**AIM OF THE EXERCISE:** Return all of the data exactly as given.
##### EXTRACTED ENTRIES
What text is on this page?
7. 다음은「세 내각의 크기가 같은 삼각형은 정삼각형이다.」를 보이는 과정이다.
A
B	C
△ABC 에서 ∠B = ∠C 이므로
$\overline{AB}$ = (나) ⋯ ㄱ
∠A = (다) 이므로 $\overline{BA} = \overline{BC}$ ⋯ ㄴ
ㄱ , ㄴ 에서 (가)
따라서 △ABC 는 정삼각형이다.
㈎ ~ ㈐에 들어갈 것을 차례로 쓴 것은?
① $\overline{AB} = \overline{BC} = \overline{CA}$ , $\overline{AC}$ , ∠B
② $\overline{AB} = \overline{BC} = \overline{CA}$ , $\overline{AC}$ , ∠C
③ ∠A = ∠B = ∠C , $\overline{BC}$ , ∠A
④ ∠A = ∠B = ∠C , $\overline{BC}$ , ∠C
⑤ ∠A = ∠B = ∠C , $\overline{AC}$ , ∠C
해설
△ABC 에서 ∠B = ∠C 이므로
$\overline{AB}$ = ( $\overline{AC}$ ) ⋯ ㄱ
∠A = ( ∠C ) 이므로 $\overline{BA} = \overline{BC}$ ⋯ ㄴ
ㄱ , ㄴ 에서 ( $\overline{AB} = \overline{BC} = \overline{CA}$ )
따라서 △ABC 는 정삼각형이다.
##########
**ANSWER TO THIS PROBLEM:**
What text is on this page?
7. 다음은「세 내각의 크기가 같은 삼각형은 정삼각형이다.」를 보이는 과정이다.
A
B	C
△ABC 에서 ∠B = ∠C 이므로
$\overline{AB}$ = (나) ⋯ ㄱ
∠A = (다) 이므로 $\overline{BA} = \overline{BC}$ ⋯ ㄴ
ㄱ , ㄴ 에서 (가)
따라서 △ABC 는 정삼각형이다.
㈎ ~ ㈐에 들어갈 것을 차례로 쓴 것은?
① $\overline{AB} = \overline{BC} = \overline{CA}$ , $\overline{AC}$ , ∠B
② $\overline{AB} = \overline{BC} = \overline{CA}$ , $\overline{AC}$ , ∠C
③ ∠A = ∠B = ∠C , $\overline{BC}$ , ∠A
④ ∠A = ∠B = ∠C , $\overline{BC}$ , ∠C
⑤ ∠A = ∠B = ∠C , $\overline{AC}$ , ∠C
해설
△ABC 에서 ∠B = ∠C 이므로
$\overline{AB}$ = ( $\overline{AC}$ ) ⋯ ㄱ
∠A = ( ∠C ) 이므로 $\overline{BA} = \overline{BC}$ ⋯ ㄴ
ㄱ , ㄴ 에서 ( $\overline{AB} = \overline{BC} = \overline{CA}$ )
따라서 △ABC 는 정삼각형이다.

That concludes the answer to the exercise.